Your goal: Extract every line that contains the word "screenshot".

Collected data
* * * *
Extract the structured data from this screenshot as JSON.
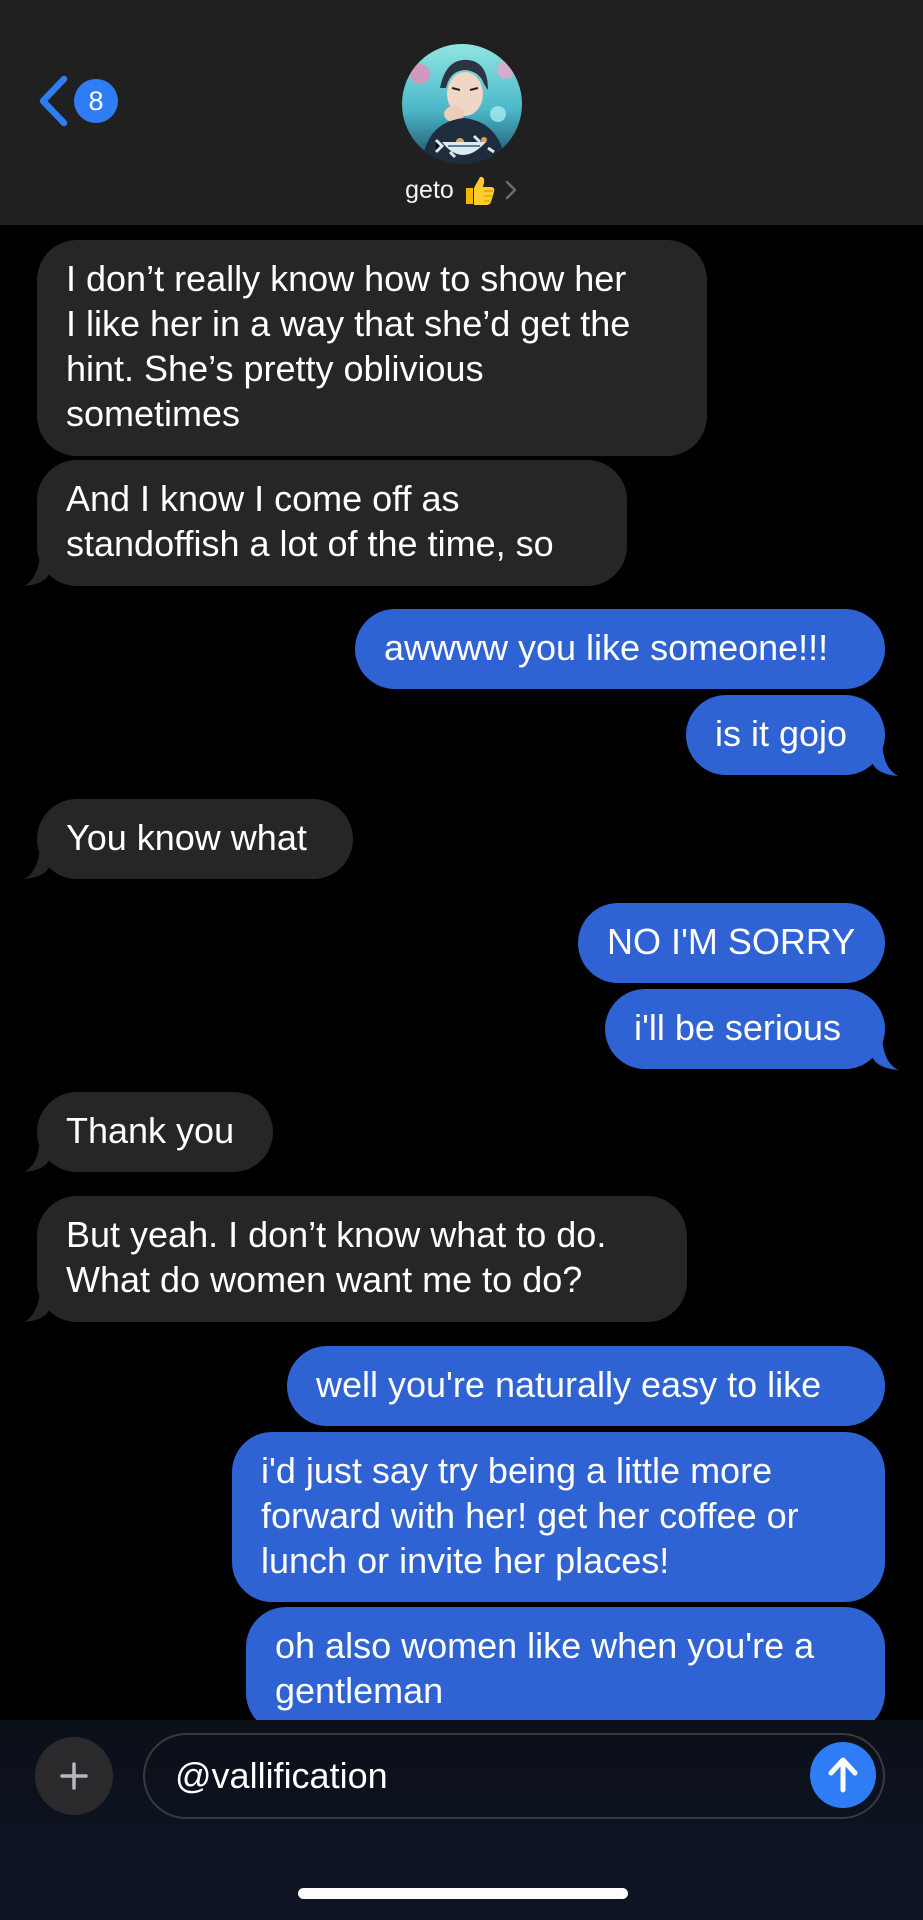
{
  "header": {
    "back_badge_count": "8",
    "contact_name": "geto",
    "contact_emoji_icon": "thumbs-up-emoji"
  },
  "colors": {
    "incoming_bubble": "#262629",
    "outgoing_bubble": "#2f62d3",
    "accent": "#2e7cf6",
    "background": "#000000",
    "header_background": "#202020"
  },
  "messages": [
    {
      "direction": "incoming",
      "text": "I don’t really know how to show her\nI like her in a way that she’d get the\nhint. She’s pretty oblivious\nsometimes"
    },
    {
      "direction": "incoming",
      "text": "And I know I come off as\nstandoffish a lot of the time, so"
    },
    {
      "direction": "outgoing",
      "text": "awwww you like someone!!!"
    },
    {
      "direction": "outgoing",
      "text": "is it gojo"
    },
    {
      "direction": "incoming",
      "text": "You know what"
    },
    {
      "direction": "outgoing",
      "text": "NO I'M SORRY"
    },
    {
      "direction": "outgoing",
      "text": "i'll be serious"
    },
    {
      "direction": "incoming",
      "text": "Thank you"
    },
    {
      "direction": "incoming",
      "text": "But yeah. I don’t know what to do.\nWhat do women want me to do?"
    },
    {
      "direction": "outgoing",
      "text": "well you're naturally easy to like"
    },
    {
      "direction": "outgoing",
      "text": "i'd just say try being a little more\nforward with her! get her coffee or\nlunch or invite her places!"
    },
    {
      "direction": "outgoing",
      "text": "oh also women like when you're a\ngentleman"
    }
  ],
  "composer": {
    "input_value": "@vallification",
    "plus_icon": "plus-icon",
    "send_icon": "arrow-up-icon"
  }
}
* * * *
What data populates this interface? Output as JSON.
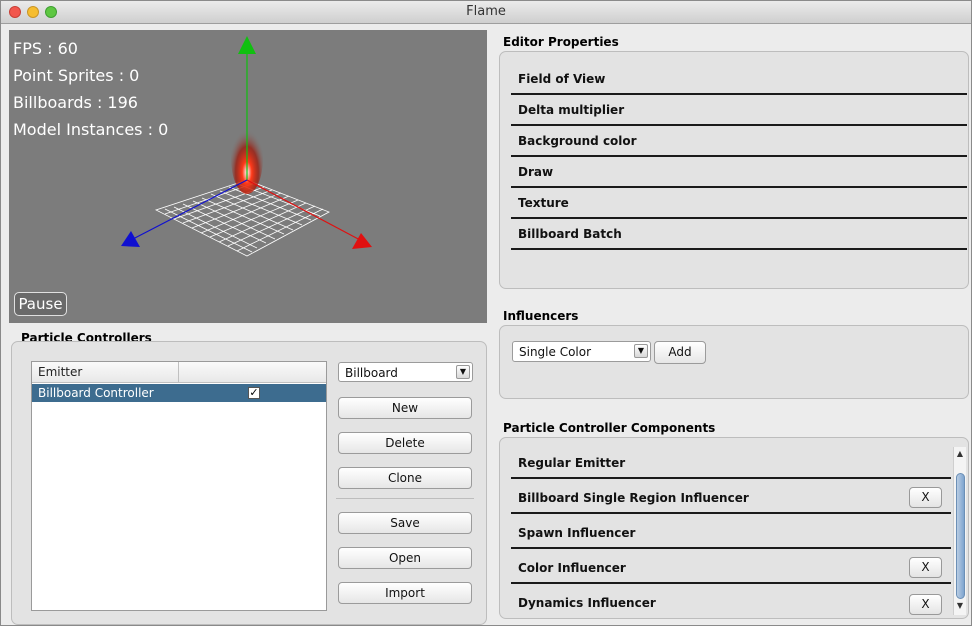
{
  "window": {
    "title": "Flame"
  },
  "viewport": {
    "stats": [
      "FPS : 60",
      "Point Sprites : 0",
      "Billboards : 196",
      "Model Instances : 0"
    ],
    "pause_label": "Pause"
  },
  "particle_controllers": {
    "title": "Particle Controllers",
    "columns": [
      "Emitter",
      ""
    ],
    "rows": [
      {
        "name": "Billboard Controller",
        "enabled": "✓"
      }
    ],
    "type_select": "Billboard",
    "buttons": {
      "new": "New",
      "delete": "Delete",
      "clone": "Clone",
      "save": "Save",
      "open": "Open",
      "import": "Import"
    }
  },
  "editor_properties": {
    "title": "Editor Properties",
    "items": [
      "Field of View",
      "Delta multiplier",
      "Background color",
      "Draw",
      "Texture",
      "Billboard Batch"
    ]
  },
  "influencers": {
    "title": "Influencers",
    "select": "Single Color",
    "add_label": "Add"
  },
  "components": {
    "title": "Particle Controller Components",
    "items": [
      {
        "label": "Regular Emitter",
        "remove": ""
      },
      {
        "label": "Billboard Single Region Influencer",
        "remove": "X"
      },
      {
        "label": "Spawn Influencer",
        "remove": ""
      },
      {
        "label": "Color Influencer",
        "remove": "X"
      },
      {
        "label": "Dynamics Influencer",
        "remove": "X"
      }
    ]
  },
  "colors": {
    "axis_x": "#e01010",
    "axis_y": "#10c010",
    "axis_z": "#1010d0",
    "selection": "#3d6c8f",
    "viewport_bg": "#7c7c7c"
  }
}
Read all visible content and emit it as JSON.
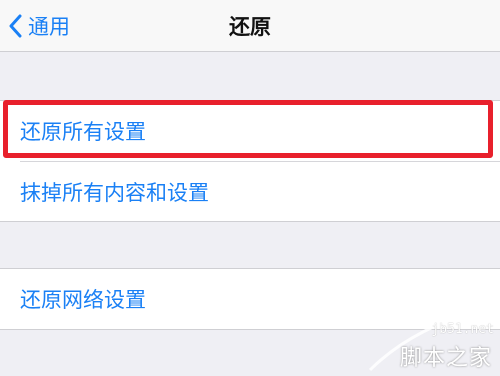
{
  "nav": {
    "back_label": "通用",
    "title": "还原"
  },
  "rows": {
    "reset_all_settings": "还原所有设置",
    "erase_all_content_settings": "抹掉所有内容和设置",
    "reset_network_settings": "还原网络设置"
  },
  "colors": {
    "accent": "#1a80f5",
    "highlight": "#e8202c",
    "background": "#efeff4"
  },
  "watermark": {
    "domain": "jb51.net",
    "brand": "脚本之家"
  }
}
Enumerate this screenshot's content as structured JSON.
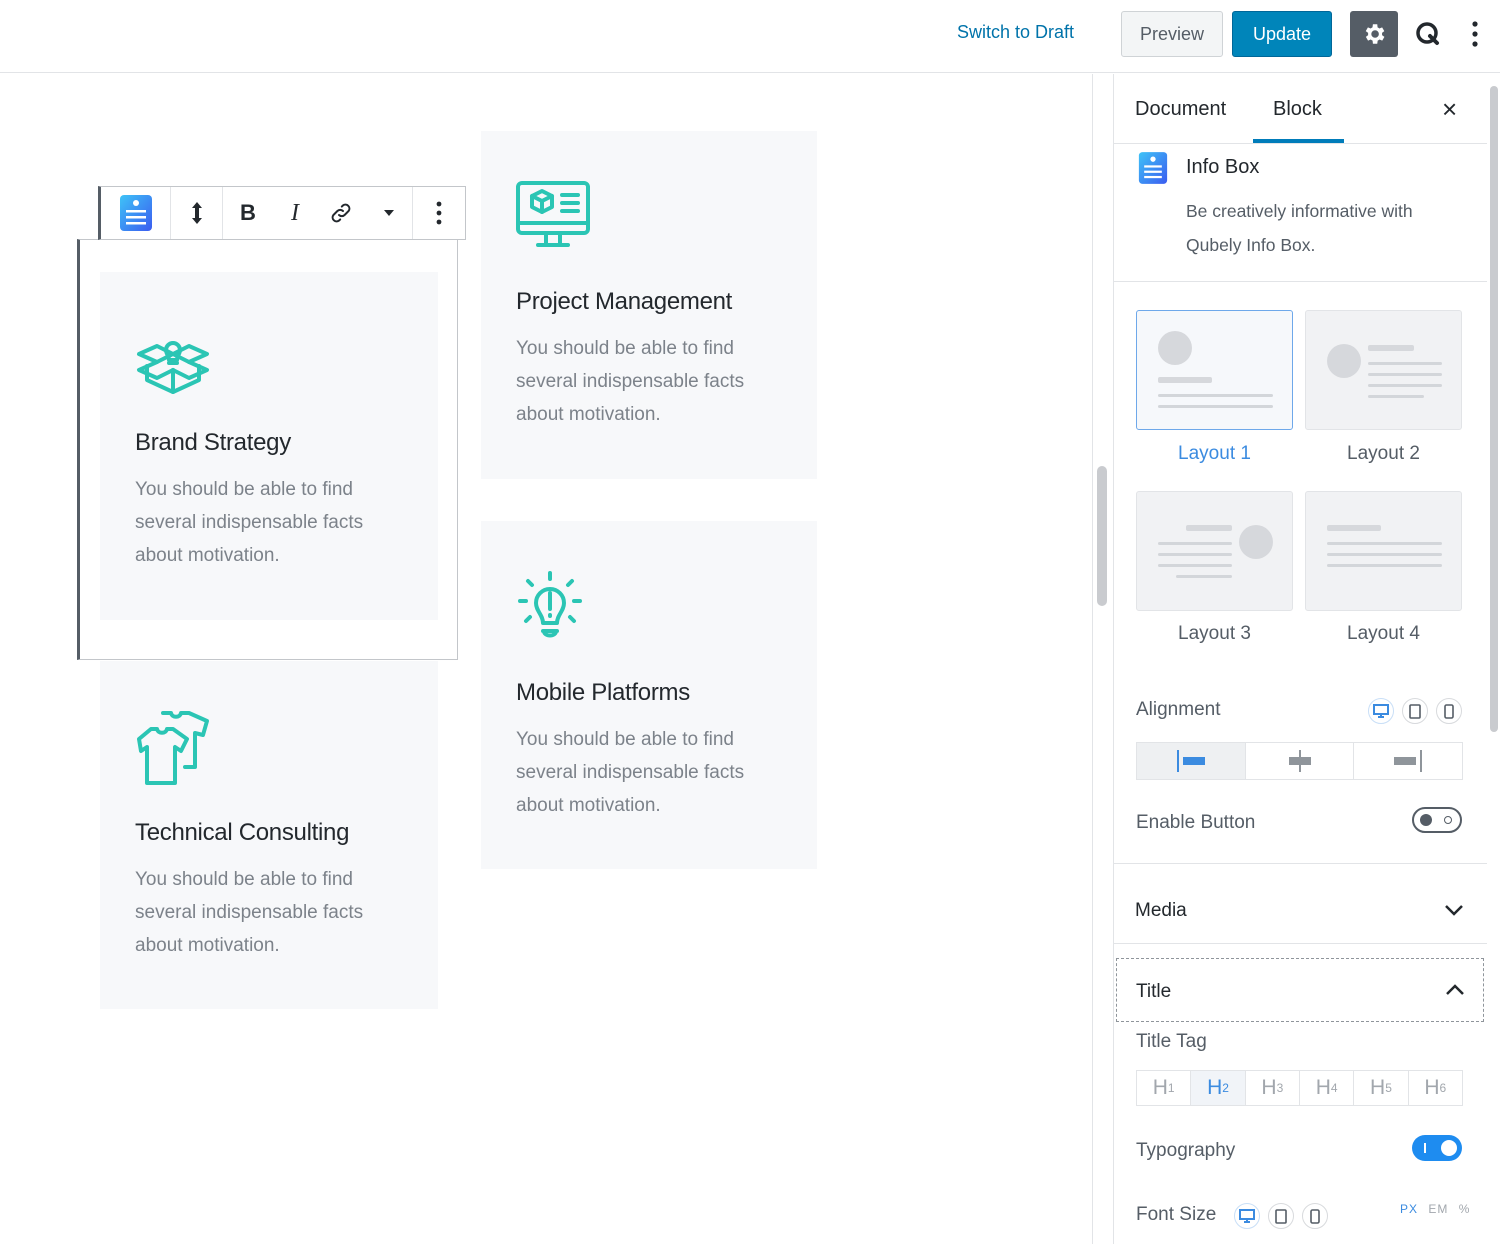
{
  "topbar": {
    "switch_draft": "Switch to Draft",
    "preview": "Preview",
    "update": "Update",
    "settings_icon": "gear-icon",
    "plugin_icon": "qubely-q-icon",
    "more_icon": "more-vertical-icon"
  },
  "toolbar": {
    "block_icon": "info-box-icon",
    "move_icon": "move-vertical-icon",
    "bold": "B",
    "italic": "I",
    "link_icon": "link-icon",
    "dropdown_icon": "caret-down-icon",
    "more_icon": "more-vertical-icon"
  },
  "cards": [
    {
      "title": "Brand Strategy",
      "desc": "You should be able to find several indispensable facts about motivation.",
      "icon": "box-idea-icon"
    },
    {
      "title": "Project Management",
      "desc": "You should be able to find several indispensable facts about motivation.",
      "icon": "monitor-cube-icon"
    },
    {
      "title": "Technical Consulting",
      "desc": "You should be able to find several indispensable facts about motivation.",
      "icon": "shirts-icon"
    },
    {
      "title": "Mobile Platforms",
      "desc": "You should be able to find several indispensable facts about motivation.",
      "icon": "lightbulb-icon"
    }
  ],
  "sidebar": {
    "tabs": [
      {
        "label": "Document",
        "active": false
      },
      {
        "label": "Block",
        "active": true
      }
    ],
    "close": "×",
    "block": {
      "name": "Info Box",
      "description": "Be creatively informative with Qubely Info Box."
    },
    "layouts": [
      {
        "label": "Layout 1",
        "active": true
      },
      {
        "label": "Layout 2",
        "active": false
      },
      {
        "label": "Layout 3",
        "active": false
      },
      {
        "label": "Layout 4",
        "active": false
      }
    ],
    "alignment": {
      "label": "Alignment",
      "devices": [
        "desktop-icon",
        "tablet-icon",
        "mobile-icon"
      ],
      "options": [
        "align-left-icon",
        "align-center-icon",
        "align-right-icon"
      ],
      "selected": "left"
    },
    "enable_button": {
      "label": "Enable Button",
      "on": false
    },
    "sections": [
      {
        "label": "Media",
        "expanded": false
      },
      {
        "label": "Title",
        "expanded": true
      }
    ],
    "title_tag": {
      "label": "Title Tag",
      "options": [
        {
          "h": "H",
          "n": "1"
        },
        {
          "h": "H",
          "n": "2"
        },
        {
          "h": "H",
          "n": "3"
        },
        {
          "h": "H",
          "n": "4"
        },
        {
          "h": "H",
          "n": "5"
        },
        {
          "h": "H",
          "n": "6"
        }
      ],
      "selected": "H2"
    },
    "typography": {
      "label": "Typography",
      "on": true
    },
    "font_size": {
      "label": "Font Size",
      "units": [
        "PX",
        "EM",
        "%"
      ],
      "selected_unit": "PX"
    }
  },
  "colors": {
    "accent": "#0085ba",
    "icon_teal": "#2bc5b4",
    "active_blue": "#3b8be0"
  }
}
* * * *
Answer to this exercise:
Extract the structured data from this screenshot as JSON.
Enumerate this screenshot's content as structured JSON.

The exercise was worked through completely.